**What is being asked**
Below are some records; work out how many of their lines contain "background" and give the number only.

**Records shown**
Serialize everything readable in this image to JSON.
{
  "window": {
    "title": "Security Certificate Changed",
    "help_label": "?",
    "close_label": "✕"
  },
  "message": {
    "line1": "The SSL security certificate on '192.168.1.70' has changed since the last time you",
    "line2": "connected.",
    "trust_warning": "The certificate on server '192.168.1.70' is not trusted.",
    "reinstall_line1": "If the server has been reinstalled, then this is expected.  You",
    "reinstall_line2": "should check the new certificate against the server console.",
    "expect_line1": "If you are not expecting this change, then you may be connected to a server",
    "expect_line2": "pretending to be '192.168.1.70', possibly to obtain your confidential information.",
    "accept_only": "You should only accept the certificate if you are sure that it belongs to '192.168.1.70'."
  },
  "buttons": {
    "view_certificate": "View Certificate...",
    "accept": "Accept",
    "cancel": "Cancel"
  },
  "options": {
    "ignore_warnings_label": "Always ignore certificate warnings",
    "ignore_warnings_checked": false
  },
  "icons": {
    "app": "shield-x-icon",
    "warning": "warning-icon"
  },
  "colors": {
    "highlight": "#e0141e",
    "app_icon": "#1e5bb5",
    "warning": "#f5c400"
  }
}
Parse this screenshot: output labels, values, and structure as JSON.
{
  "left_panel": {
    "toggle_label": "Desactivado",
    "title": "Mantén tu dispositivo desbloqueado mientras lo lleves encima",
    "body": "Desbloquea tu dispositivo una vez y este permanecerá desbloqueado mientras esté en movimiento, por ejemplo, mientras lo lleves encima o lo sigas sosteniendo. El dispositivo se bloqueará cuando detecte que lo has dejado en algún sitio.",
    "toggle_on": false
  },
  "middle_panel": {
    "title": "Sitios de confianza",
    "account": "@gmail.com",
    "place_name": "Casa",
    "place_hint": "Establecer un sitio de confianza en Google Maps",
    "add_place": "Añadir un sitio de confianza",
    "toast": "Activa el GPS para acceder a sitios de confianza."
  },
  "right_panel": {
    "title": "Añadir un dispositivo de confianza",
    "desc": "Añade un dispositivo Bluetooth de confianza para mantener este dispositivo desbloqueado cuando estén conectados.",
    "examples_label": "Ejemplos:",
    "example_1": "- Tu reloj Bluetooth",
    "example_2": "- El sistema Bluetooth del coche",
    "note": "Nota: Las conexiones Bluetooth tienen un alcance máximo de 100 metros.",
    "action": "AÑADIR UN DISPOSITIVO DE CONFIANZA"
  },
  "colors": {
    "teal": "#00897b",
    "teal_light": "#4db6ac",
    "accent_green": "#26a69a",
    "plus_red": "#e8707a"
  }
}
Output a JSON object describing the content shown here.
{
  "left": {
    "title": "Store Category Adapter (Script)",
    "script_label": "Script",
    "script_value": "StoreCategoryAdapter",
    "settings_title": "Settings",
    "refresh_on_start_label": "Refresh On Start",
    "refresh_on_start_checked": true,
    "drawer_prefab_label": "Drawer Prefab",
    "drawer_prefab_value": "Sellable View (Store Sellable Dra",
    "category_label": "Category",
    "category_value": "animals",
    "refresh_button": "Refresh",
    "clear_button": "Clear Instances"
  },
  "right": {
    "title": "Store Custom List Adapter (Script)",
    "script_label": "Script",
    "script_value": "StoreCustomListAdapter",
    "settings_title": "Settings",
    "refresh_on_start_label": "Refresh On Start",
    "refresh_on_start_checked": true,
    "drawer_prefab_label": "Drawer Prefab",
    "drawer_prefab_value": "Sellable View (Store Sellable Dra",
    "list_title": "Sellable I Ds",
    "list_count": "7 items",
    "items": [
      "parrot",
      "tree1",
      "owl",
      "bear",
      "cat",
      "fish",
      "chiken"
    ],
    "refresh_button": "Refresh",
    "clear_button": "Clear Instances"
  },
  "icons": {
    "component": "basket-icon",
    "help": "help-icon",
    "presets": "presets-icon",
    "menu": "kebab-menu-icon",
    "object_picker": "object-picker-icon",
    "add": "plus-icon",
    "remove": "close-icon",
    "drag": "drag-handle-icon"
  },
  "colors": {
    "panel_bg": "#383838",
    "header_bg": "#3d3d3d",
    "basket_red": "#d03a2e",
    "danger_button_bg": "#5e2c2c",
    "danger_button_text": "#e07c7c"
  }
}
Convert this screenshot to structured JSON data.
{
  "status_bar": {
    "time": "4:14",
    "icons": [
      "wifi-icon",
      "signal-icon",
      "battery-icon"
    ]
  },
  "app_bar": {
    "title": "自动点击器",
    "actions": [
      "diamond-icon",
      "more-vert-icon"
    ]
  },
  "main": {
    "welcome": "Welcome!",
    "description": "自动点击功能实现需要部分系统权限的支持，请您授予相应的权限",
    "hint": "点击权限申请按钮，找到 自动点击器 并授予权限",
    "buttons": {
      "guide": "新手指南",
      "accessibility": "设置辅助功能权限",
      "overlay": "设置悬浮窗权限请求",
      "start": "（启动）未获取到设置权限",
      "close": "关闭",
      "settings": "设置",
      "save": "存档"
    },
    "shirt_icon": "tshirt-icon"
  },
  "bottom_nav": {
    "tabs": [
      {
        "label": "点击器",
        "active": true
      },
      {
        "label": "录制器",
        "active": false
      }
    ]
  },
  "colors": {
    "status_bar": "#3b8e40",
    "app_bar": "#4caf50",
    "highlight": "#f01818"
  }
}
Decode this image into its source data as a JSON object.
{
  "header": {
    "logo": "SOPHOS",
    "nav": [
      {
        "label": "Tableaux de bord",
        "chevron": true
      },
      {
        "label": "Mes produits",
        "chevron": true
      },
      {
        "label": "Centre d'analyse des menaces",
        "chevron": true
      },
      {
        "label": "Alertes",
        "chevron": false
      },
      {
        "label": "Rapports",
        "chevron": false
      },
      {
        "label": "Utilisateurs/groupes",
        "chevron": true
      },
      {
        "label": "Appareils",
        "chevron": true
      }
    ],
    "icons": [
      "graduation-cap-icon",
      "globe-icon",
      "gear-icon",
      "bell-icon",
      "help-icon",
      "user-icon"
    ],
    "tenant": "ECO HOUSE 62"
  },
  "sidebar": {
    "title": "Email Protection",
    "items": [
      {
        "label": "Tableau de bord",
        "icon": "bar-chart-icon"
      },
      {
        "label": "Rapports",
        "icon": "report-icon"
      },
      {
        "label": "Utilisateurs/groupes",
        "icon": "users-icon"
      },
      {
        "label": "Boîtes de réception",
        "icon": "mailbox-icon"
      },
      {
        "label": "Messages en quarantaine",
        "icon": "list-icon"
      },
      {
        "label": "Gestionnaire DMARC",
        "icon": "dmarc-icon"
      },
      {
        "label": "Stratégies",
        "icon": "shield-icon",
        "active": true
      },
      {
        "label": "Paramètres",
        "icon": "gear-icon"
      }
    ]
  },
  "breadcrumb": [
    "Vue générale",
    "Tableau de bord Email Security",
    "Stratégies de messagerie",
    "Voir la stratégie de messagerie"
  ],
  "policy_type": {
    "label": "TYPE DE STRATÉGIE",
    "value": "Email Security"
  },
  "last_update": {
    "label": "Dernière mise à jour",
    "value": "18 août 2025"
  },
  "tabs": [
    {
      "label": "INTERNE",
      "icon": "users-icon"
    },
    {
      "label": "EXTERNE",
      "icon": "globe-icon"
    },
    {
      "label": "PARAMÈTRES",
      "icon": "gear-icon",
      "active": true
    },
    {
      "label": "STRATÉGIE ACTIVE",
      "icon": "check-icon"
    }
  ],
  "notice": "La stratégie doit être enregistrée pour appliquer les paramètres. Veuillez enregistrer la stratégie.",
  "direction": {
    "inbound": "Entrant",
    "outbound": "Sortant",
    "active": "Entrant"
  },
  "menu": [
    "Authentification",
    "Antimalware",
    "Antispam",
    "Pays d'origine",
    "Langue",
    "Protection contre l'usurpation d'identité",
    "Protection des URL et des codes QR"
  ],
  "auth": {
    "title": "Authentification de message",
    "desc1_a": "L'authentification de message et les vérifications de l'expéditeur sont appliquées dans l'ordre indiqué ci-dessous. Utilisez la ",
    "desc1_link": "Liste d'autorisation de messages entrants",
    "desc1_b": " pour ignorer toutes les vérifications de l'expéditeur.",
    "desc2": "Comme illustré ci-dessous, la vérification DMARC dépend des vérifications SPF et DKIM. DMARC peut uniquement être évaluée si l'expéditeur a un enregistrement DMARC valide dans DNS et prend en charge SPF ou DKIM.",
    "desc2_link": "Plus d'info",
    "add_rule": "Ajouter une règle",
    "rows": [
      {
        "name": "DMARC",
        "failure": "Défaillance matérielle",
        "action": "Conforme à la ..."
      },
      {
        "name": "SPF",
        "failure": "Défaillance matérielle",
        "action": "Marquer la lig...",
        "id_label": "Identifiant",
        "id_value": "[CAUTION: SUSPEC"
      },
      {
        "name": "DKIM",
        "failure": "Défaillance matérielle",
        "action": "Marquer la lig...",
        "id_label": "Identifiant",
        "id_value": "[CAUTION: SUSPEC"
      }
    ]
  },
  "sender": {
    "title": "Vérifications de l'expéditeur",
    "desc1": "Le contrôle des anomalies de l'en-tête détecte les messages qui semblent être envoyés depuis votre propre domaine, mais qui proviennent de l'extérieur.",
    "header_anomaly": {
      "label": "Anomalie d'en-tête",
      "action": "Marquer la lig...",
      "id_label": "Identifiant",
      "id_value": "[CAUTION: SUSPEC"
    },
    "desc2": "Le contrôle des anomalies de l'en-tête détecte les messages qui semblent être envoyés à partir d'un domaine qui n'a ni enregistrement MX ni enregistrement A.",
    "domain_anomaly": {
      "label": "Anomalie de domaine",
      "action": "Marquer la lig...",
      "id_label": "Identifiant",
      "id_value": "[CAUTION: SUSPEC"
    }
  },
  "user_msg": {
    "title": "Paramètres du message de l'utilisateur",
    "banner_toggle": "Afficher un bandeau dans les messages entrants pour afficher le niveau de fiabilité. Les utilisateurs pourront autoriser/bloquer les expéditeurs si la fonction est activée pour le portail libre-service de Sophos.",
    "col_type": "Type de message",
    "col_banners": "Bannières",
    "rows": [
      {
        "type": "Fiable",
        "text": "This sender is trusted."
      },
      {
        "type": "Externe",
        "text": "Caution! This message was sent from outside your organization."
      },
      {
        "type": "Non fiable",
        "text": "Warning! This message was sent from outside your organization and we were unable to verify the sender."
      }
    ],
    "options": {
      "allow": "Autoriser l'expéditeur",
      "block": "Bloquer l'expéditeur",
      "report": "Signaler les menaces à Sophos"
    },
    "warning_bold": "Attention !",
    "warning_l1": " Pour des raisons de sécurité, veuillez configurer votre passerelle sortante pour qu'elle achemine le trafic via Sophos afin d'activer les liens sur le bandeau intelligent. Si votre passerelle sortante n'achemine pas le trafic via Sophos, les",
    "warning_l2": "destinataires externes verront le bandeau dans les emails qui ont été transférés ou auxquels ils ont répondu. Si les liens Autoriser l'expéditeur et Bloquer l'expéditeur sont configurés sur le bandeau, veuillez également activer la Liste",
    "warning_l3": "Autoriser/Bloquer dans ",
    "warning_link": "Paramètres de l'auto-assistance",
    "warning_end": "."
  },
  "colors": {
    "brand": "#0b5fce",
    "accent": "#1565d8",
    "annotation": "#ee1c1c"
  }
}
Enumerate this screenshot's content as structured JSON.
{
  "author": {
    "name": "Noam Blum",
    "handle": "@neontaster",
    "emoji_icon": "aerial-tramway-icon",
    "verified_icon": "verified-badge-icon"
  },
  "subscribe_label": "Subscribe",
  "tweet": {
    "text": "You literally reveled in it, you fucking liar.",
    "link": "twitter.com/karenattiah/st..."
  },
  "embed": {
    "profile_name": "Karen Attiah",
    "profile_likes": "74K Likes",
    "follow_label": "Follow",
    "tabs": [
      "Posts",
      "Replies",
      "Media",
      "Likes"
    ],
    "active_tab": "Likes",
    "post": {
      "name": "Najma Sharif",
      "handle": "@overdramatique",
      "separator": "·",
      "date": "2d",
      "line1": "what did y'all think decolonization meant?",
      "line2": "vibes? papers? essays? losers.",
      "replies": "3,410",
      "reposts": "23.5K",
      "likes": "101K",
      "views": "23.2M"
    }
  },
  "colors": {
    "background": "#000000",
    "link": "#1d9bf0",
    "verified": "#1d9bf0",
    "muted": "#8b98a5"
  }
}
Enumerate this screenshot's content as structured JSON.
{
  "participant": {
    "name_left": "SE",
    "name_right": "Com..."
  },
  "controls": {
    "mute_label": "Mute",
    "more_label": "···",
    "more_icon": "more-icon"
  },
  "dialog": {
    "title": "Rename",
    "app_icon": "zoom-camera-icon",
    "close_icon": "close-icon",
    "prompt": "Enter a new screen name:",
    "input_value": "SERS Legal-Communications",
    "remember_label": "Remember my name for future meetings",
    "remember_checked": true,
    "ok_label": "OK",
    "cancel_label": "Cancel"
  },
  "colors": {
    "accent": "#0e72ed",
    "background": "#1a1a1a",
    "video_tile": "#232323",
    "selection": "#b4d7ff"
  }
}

**Response to the exercise**
2